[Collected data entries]
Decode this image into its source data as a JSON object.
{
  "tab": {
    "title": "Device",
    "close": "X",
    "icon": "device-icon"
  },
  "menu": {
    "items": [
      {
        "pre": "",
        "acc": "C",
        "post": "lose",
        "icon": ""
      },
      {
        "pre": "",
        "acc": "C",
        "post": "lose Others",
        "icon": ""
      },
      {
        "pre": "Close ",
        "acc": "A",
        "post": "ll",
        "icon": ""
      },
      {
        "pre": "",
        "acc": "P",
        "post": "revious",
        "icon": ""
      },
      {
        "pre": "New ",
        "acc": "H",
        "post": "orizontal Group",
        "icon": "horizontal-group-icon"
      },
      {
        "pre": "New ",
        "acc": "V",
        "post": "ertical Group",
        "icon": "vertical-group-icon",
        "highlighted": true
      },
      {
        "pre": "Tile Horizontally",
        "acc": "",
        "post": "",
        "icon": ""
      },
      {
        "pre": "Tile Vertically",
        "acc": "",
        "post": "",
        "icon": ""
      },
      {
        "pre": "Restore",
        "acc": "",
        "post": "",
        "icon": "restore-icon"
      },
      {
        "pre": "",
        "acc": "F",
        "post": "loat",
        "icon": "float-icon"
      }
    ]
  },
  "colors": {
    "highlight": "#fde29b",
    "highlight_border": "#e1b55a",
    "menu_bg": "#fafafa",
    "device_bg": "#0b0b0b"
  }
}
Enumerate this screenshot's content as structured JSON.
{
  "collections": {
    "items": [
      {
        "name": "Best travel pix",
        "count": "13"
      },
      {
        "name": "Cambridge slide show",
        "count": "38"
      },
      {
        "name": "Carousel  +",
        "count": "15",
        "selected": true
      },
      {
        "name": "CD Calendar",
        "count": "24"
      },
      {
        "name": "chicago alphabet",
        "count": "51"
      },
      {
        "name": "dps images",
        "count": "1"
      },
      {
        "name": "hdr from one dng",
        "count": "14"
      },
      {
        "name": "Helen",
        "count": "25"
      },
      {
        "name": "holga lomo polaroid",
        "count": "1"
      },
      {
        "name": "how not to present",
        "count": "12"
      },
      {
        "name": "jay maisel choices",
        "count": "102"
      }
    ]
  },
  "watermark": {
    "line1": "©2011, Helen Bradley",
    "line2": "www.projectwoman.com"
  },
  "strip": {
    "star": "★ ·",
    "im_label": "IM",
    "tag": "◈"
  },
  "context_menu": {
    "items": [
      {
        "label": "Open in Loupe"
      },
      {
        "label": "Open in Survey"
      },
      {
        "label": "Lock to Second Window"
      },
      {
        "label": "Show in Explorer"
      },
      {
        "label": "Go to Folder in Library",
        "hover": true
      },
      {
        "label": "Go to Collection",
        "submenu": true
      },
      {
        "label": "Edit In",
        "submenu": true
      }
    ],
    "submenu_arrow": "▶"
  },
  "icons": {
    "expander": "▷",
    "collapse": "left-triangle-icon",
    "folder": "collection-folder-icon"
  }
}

> **Problem requirements**: Write down the full listing again, exactly.

> **Expected output**:
Decode this image into its source data as a JSON object.
{
  "tab": {
    "title": "Device",
    "close": "X",
    "icon": "device-icon"
  },
  "menu": {
    "items": [
      {
        "pre": "",
        "acc": "C",
        "post": "lose",
        "icon": ""
      },
      {
        "pre": "",
        "acc": "C",
        "post": "lose Others",
        "icon": ""
      },
      {
        "pre": "Close ",
        "acc": "A",
        "post": "ll",
        "icon": ""
      },
      {
        "pre": "",
        "acc": "P",
        "post": "revious",
        "icon": ""
      },
      {
        "pre": "New ",
        "acc": "H",
        "post": "orizontal Group",
        "icon": "horizontal-group-icon"
      },
      {
        "pre": "New ",
        "acc": "V",
        "post": "ertical Group",
        "icon": "vertical-group-icon",
        "highlighted": true
      },
      {
        "pre": "Tile Horizontally",
        "acc": "",
        "post": "",
        "icon": ""
      },
      {
        "pre": "Tile Vertically",
        "acc": "",
        "post": "",
        "icon": ""
      },
      {
        "pre": "Restore",
        "acc": "",
        "post": "",
        "icon": "restore-icon"
      },
      {
        "pre": "",
        "acc": "F",
        "post": "loat",
        "icon": "float-icon"
      }
    ]
  },
  "colors": {
    "highlight": "#fde29b",
    "highlight_border": "#e1b55a",
    "menu_bg": "#fafafa",
    "device_bg": "#0b0b0b"
  }
}
Enumerate this screenshot's content as structured JSON.
{
  "collections": {
    "items": [
      {
        "name": "Best travel pix",
        "count": "13"
      },
      {
        "name": "Cambridge slide show",
        "count": "38"
      },
      {
        "name": "Carousel  +",
        "count": "15",
        "selected": true
      },
      {
        "name": "CD Calendar",
        "count": "24"
      },
      {
        "name": "chicago alphabet",
        "count": "51"
      },
      {
        "name": "dps images",
        "count": "1"
      },
      {
        "name": "hdr from one dng",
        "count": "14"
      },
      {
        "name": "Helen",
        "count": "25"
      },
      {
        "name": "holga lomo polaroid",
        "count": "1"
      },
      {
        "name": "how not to present",
        "count": "12"
      },
      {
        "name": "jay maisel choices",
        "count": "102"
      }
    ]
  },
  "watermark": {
    "line1": "©2011, Helen Bradley",
    "line2": "www.projectwoman.com"
  },
  "strip": {
    "star": "★ ·",
    "im_label": "IM",
    "tag": "◈"
  },
  "context_menu": {
    "items": [
      {
        "label": "Open in Loupe"
      },
      {
        "label": "Open in Survey"
      },
      {
        "label": "Lock to Second Window"
      },
      {
        "label": "Show in Explorer"
      },
      {
        "label": "Go to Folder in Library",
        "hover": true
      },
      {
        "label": "Go to Collection",
        "submenu": true
      },
      {
        "label": "Edit In",
        "submenu": true
      }
    ],
    "submenu_arrow": "▶"
  },
  "icons": {
    "expander": "▷",
    "collapse": "left-triangle-icon",
    "folder": "collection-folder-icon"
  }
}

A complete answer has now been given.